(Dataset records on visual material)
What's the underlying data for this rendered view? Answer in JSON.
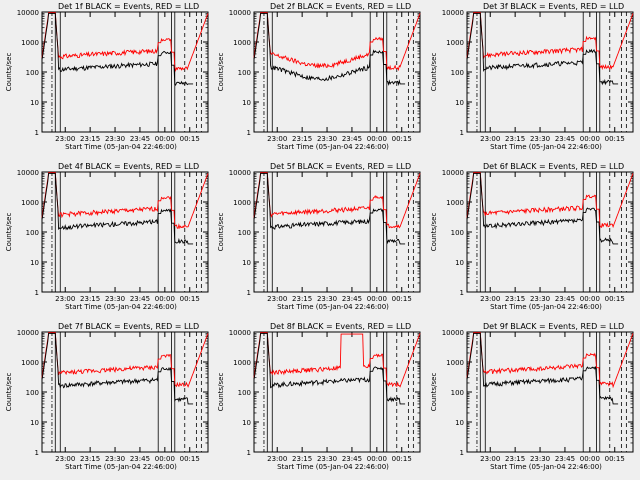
{
  "ylabel": "Counts/sec",
  "y_ticks": [
    "1",
    "10",
    "100",
    "1000",
    "10000"
  ],
  "xlabel_prefix": "Start Time (05-Jan-04 22:46:00)",
  "series_colors": {
    "events": "#000000",
    "lld": "#ff0000"
  },
  "panels": [
    {
      "title": "Det 1f BLACK = Events, RED = LLD",
      "xticks": [
        "23:00",
        "23:15",
        "23:30",
        "23:45",
        "00:00",
        "00:15"
      ],
      "variant": 0
    },
    {
      "title": "Det 2f BLACK = Events, RED = LLD",
      "xticks": [
        "23:00",
        "23:15",
        "23:30",
        "23:45",
        "00:00",
        "00:15"
      ],
      "variant": 1
    },
    {
      "title": "Det 3f BLACK = Events, RED = LLD",
      "xticks": [
        "23:00",
        "23:15",
        "23:30",
        "23:45",
        "00:00",
        "00:15"
      ],
      "variant": 2
    },
    {
      "title": "Det 4f BLACK = Events, RED = LLD",
      "xticks": [
        "23:00",
        "23:15",
        "23:30",
        "23:45",
        "00:00",
        "00:15"
      ],
      "variant": 3
    },
    {
      "title": "Det 5f BLACK = Events, RED = LLD",
      "xticks": [
        "23:00",
        "23:15",
        "23:30",
        "23:45",
        "00:00",
        "00:15"
      ],
      "variant": 4
    },
    {
      "title": "Det 6f BLACK = Events, RED = LLD",
      "xticks": [
        "23:00",
        "23:15",
        "23:30",
        "23:45",
        "00:00",
        "00:15"
      ],
      "variant": 5
    },
    {
      "title": "Det 7f BLACK = Events, RED = LLD",
      "xticks": [
        "23:00",
        "23:15",
        "23:30",
        "23:45",
        "00:00",
        "00:15"
      ],
      "variant": 6
    },
    {
      "title": "Det 8f BLACK = Events, RED = LLD",
      "xticks": [
        "23:00",
        "23:15",
        "23:30",
        "23:45",
        "00:00",
        "00:15"
      ],
      "variant": 7
    },
    {
      "title": "Det 9f BLACK = Events, RED = LLD",
      "xticks": [
        "23:00",
        "23:15",
        "23:30",
        "23:45",
        "00:00",
        "00:15"
      ],
      "variant": 8
    }
  ],
  "chart_data": {
    "type": "line",
    "y_scale": "log",
    "ylim": [
      1,
      10000
    ],
    "xlim": [
      "22:46",
      "00:26"
    ],
    "xlabel": "Start Time (05-Jan-04 22:46:00)",
    "ylabel": "Counts/sec",
    "legend": "in title: BLACK = Events, RED = LLD",
    "series": [
      {
        "name": "Events",
        "color": "#000000",
        "profile_x": [
          "22:46",
          "22:50",
          "22:54",
          "22:56",
          "23:00",
          "23:20",
          "23:40",
          "23:50",
          "23:56",
          "23:58",
          "00:04",
          "00:14",
          "00:18",
          "00:20",
          "00:26"
        ],
        "values": [
          200,
          6000,
          8000,
          150,
          150,
          140,
          200,
          300,
          250,
          0,
          0,
          40,
          0,
          0,
          0
        ]
      },
      {
        "name": "LLD",
        "color": "#ff0000",
        "profile_x": [
          "22:46",
          "22:50",
          "22:54",
          "22:56",
          "23:00",
          "23:20",
          "23:40",
          "23:50",
          "23:56",
          "23:58",
          "00:04",
          "00:14",
          "00:18",
          "00:20",
          "00:26"
        ],
        "values": [
          250,
          7000,
          9000,
          300,
          400,
          350,
          500,
          600,
          1000,
          600,
          150,
          120,
          150,
          1200,
          9000
        ]
      }
    ]
  }
}
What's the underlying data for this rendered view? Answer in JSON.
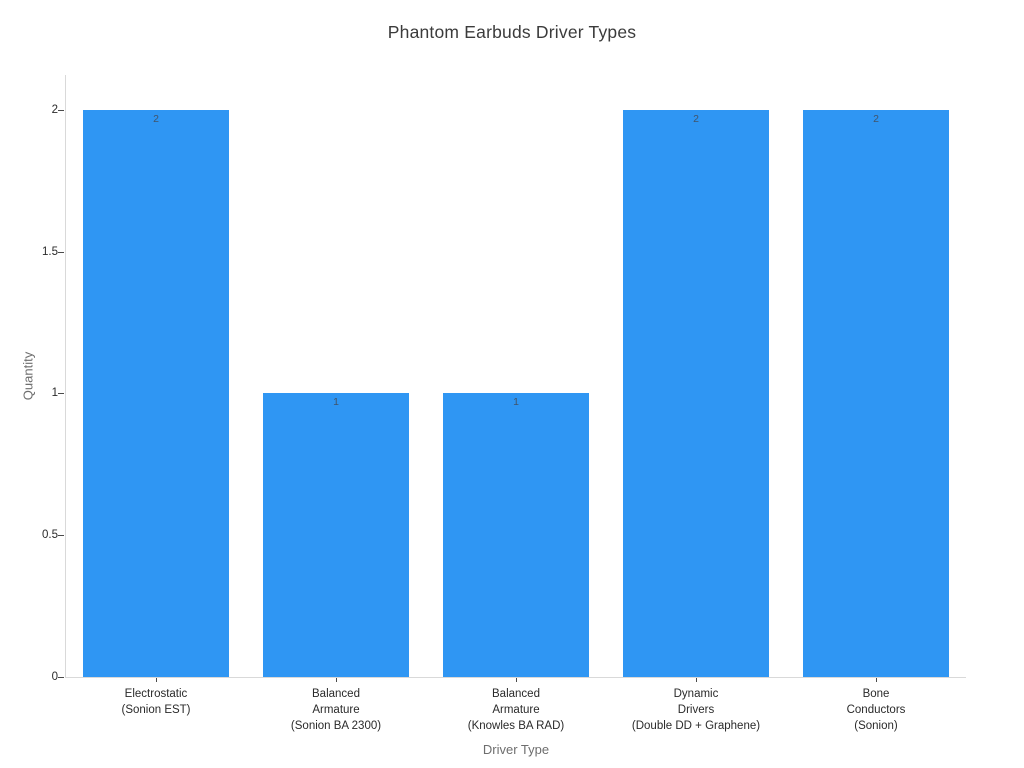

### Instruction
Transcribe each entry precisely as given, leaving the pictures out.

### Solution for this exercise
What's the underlying data for this rendered view? Answer in JSON.
{
  "ylabel": "Counts/sec",
  "y_ticks": [
    "1",
    "10",
    "100",
    "1000",
    "10000"
  ],
  "xlabel_prefix": "Start Time (05-Jan-04 22:46:00)",
  "series_colors": {
    "events": "#000000",
    "lld": "#ff0000"
  },
  "panels": [
    {
      "title": "Det 1f BLACK = Events, RED = LLD",
      "xticks": [
        "23:00",
        "23:15",
        "23:30",
        "23:45",
        "00:00",
        "00:15"
      ],
      "variant": 0
    },
    {
      "title": "Det 2f BLACK = Events, RED = LLD",
      "xticks": [
        "23:00",
        "23:15",
        "23:30",
        "23:45",
        "00:00",
        "00:15"
      ],
      "variant": 1
    },
    {
      "title": "Det 3f BLACK = Events, RED = LLD",
      "xticks": [
        "23:00",
        "23:15",
        "23:30",
        "23:45",
        "00:00",
        "00:15"
      ],
      "variant": 2
    },
    {
      "title": "Det 4f BLACK = Events, RED = LLD",
      "xticks": [
        "23:00",
        "23:15",
        "23:30",
        "23:45",
        "00:00",
        "00:15"
      ],
      "variant": 3
    },
    {
      "title": "Det 5f BLACK = Events, RED = LLD",
      "xticks": [
        "23:00",
        "23:15",
        "23:30",
        "23:45",
        "00:00",
        "00:15"
      ],
      "variant": 4
    },
    {
      "title": "Det 6f BLACK = Events, RED = LLD",
      "xticks": [
        "23:00",
        "23:15",
        "23:30",
        "23:45",
        "00:00",
        "00:15"
      ],
      "variant": 5
    },
    {
      "title": "Det 7f BLACK = Events, RED = LLD",
      "xticks": [
        "23:00",
        "23:15",
        "23:30",
        "23:45",
        "00:00",
        "00:15"
      ],
      "variant": 6
    },
    {
      "title": "Det 8f BLACK = Events, RED = LLD",
      "xticks": [
        "23:00",
        "23:15",
        "23:30",
        "23:45",
        "00:00",
        "00:15"
      ],
      "variant": 7
    },
    {
      "title": "Det 9f BLACK = Events, RED = LLD",
      "xticks": [
        "23:00",
        "23:15",
        "23:30",
        "23:45",
        "00:00",
        "00:15"
      ],
      "variant": 8
    }
  ],
  "chart_data": {
    "type": "line",
    "y_scale": "log",
    "ylim": [
      1,
      10000
    ],
    "xlim": [
      "22:46",
      "00:26"
    ],
    "xlabel": "Start Time (05-Jan-04 22:46:00)",
    "ylabel": "Counts/sec",
    "legend": "in title: BLACK = Events, RED = LLD",
    "series": [
      {
        "name": "Events",
        "color": "#000000",
        "profile_x": [
          "22:46",
          "22:50",
          "22:54",
          "22:56",
          "23:00",
          "23:20",
          "23:40",
          "23:50",
          "23:56",
          "23:58",
          "00:04",
          "00:14",
          "00:18",
          "00:20",
          "00:26"
        ],
        "values": [
          200,
          6000,
          8000,
          150,
          150,
          140,
          200,
          300,
          250,
          0,
          0,
          40,
          0,
          0,
          0
        ]
      },
      {
        "name": "LLD",
        "color": "#ff0000",
        "profile_x": [
          "22:46",
          "22:50",
          "22:54",
          "22:56",
          "23:00",
          "23:20",
          "23:40",
          "23:50",
          "23:56",
          "23:58",
          "00:04",
          "00:14",
          "00:18",
          "00:20",
          "00:26"
        ],
        "values": [
          250,
          7000,
          9000,
          300,
          400,
          350,
          500,
          600,
          1000,
          600,
          150,
          120,
          150,
          1200,
          9000
        ]
      }
    ]
  }
}
What's the underlying data for this rendered view? Answer in JSON.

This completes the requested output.